## Work instructions:
[a] The article about the Supreme Court trademark profits case describes groups of federal appeals circuits. List each group with the number of circuits in it and the rule the text says that group applies.
[b] From the article about the Supreme Court trademark profits case, extract the passage starting at "The justices June" and ending at "have been enough.".

## Page excerpt:
Bloomberg Law
June 28, 2019, 1:50 PMUpdated: June 28, 2019, 8:35 PM

Justices to Say When Trademark Infringers Can Lose Profits (1)

Kyle Jahner
Kyle Jahner
IP Reporter

The U.S. Supreme Court will decide whether courts can order companies to forfeit profits if they infringe a trademarked brand through negligence, but not as an intentional act.

The justices June 28 agreed to hear arguments in a dispute between accessory company Fossil Inc. and Romag Fasteners Inc., which makes magnetic clasps for purses and wallets. Romag wants the high court to restore a $6.7 million jury award that a judge wiped out because the jury found Fossil didn’t infringe the trademark “willfully.” Romag argued that an implied the jury finding of gross negligence should have been enough.

The case will resolve a patchwork of precedents in federal appeals courts about when intent is enough to award profits. Four circuits have a hard-line rule requiring willful infringement, and two more require a showing of willfulness for companies that aren’t direct competitors. Six circuits consider willfulness in determining when profit awards are appropriate but don’t require it.

Intellectual property attorney Peter J. Toren said he was surprised the high court took the case because trademark cases are rarely are accepted for arguments. He and other lawyers have also said few cases fall in the gray area where a court might award profits without intent. But he noted that this session the justices have granted certiorari in several intellectual property cases, and said the even balance of the split probably factored into their decision.

“It’s very rare, at least in my understanding, that you get such an even split, among the circuits,” Toren said. “Often there’s an outlier in a split, but to get a real 50-50 or 60-40 split is not common.”

Collected data entries:
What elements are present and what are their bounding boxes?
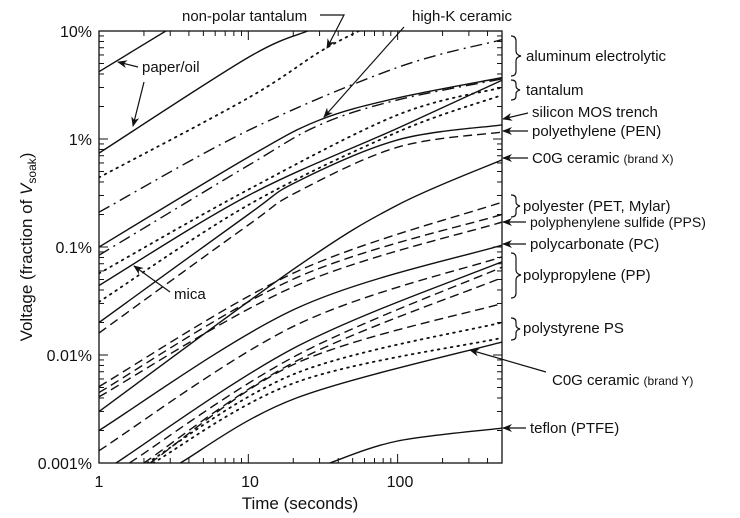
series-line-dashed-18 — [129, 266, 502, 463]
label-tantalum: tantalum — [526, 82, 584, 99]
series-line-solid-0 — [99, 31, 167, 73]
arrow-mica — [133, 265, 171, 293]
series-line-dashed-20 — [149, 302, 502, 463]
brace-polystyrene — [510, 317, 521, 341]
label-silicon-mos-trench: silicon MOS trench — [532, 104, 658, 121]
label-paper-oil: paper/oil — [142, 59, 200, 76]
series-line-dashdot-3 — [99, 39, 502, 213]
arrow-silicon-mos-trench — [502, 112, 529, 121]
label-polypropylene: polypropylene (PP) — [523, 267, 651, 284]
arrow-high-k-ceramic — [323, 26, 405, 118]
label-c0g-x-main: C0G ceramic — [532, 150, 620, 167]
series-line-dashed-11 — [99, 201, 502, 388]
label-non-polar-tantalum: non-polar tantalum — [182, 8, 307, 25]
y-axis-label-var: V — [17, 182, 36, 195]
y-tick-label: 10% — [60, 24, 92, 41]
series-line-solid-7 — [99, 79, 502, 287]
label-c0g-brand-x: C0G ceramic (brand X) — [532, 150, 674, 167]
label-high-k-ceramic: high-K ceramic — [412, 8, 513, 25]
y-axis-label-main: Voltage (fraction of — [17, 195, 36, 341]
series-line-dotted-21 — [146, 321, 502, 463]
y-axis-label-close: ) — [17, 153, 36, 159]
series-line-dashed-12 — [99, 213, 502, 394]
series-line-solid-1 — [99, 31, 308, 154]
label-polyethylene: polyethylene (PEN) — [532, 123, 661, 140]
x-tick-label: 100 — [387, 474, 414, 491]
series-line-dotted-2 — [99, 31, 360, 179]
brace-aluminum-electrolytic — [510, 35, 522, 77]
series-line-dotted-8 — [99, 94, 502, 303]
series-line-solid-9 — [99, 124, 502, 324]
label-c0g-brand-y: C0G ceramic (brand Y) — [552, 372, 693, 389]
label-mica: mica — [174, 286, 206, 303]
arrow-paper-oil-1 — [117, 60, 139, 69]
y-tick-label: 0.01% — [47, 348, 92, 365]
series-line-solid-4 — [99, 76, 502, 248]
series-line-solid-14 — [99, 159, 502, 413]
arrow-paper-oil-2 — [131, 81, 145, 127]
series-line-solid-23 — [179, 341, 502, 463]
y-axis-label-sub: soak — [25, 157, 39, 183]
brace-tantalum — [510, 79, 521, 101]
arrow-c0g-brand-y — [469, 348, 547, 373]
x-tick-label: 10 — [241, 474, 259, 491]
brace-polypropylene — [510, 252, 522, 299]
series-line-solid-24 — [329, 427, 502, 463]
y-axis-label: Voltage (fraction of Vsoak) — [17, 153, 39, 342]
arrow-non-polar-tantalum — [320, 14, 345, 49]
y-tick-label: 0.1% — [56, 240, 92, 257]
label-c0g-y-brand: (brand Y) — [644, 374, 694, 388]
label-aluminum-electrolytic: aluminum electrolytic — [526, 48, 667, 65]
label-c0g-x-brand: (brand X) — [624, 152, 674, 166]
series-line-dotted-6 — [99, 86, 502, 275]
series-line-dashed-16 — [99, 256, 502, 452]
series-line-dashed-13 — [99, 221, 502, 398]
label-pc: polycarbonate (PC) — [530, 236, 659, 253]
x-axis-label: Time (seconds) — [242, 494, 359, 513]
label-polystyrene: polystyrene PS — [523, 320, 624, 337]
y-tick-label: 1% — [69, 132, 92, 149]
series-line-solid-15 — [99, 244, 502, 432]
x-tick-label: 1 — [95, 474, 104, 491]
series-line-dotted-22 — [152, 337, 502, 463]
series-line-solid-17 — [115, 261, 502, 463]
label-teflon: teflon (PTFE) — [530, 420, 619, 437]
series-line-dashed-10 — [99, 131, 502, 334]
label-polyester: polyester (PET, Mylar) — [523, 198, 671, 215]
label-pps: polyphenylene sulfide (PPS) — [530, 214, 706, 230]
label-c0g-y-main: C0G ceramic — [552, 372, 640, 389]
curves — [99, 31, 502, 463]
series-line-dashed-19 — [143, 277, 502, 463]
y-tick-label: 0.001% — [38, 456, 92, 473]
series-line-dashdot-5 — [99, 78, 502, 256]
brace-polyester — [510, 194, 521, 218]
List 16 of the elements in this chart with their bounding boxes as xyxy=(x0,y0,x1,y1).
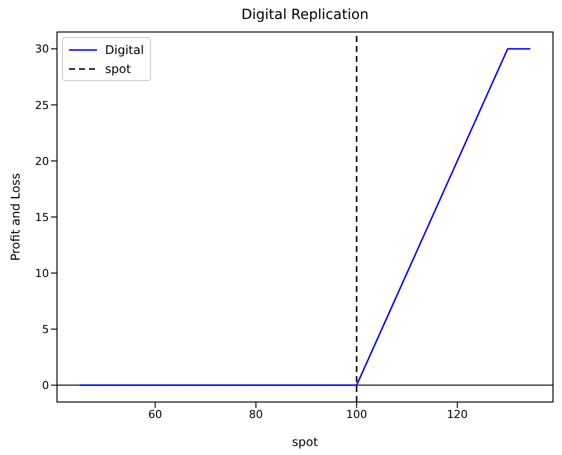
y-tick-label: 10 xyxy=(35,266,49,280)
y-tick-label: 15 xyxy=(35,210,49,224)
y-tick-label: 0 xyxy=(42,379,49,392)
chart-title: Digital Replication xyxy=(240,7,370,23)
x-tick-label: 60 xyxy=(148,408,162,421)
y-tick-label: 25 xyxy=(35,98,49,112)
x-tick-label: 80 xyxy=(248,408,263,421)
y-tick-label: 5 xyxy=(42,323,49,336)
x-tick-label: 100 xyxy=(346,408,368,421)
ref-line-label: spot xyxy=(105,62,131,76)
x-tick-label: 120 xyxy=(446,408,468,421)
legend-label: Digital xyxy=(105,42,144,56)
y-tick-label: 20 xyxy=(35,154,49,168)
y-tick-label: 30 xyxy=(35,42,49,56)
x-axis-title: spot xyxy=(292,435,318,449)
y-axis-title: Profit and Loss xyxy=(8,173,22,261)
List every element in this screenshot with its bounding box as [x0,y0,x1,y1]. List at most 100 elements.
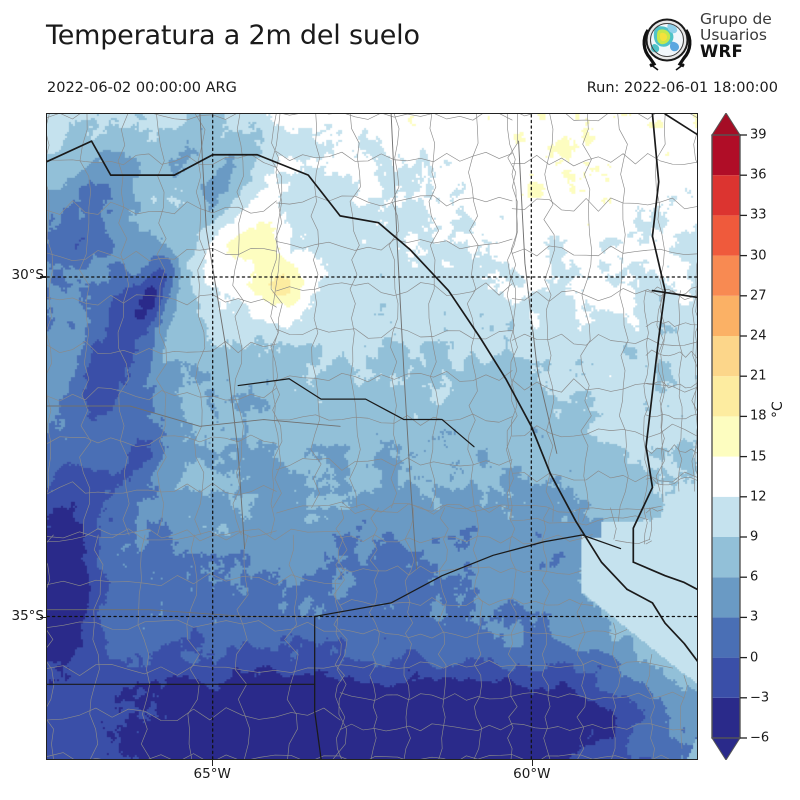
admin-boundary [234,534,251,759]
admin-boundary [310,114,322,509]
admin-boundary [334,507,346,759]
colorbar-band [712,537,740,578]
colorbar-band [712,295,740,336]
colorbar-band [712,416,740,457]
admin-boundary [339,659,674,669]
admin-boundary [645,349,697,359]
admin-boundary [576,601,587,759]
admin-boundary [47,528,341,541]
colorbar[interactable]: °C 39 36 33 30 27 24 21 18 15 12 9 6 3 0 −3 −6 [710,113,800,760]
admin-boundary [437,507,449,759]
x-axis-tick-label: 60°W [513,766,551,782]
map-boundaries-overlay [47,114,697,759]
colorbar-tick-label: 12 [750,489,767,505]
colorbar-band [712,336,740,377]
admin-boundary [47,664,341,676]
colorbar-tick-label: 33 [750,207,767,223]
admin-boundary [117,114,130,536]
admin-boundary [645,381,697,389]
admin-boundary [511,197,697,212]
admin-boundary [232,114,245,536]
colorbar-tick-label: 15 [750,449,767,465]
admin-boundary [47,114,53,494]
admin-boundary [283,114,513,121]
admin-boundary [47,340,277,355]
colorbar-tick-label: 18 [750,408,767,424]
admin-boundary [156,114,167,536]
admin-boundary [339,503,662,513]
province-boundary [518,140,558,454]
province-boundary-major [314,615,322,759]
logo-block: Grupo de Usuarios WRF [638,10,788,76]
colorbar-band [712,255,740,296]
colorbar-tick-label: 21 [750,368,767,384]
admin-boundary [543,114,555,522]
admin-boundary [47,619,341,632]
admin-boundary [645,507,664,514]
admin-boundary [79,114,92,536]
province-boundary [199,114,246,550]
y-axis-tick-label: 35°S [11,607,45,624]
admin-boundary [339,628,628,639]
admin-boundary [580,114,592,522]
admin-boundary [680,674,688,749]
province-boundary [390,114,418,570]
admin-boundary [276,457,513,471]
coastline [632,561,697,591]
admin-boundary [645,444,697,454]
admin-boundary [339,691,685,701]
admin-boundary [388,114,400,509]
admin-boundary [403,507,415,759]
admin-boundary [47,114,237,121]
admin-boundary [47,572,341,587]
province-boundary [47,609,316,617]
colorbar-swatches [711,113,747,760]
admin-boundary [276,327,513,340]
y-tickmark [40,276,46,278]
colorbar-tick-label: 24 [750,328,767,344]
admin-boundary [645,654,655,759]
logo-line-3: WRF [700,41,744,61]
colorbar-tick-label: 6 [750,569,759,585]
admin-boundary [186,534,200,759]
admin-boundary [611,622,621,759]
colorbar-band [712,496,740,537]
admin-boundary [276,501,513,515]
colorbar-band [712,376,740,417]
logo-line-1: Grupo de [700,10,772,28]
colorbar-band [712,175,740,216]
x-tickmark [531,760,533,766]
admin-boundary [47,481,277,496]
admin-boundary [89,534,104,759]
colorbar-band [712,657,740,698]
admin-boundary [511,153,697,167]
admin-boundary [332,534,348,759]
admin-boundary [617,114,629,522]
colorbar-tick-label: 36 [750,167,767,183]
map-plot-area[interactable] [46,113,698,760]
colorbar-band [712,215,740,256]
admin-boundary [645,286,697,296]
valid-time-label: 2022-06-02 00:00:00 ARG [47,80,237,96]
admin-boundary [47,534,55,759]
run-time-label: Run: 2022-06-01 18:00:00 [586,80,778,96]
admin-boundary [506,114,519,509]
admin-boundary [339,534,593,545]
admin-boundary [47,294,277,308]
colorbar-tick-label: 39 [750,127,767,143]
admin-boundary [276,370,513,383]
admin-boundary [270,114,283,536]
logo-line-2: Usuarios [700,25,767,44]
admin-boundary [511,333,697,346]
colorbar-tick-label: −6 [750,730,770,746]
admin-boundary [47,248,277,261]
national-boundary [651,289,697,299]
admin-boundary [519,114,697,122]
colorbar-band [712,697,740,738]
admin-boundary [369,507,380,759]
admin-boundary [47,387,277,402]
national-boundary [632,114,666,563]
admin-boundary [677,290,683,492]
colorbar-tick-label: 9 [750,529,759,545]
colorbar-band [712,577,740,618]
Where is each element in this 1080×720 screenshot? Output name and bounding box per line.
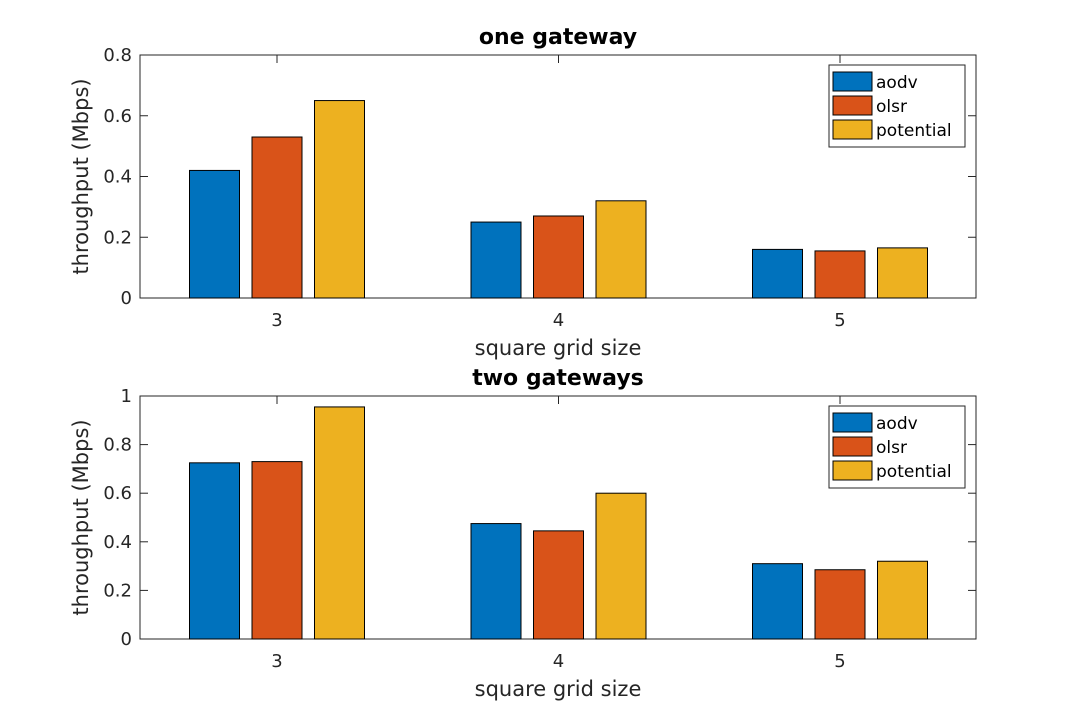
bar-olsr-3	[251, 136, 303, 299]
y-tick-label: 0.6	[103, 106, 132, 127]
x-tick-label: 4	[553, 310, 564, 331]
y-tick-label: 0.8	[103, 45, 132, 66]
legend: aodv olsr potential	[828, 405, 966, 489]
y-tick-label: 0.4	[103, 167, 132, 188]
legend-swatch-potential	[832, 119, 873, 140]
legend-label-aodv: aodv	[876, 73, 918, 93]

## Solutions for each task:
[a]
- Four circuits: require willful infringement (a hard-line rule).
- Two more circuits: require a showing of willfulness for companies that aren't direct competitors.
- Six circuits: consider willfulness when deciding whether profit awards are appropriate, but don't require it.

[b]
The justices June 28 agreed to hear arguments in a dispute between accessory company Fossil Inc. and Romag Fasteners Inc., which makes magnetic clasps for purses and wallets. Romag wants the high court to restore a $6.7 million jury award that a judge wiped out because the jury found Fossil didn’t infringe the trademark “willfully.” Romag argued that an implied the jury finding of gross negligence should have been enough.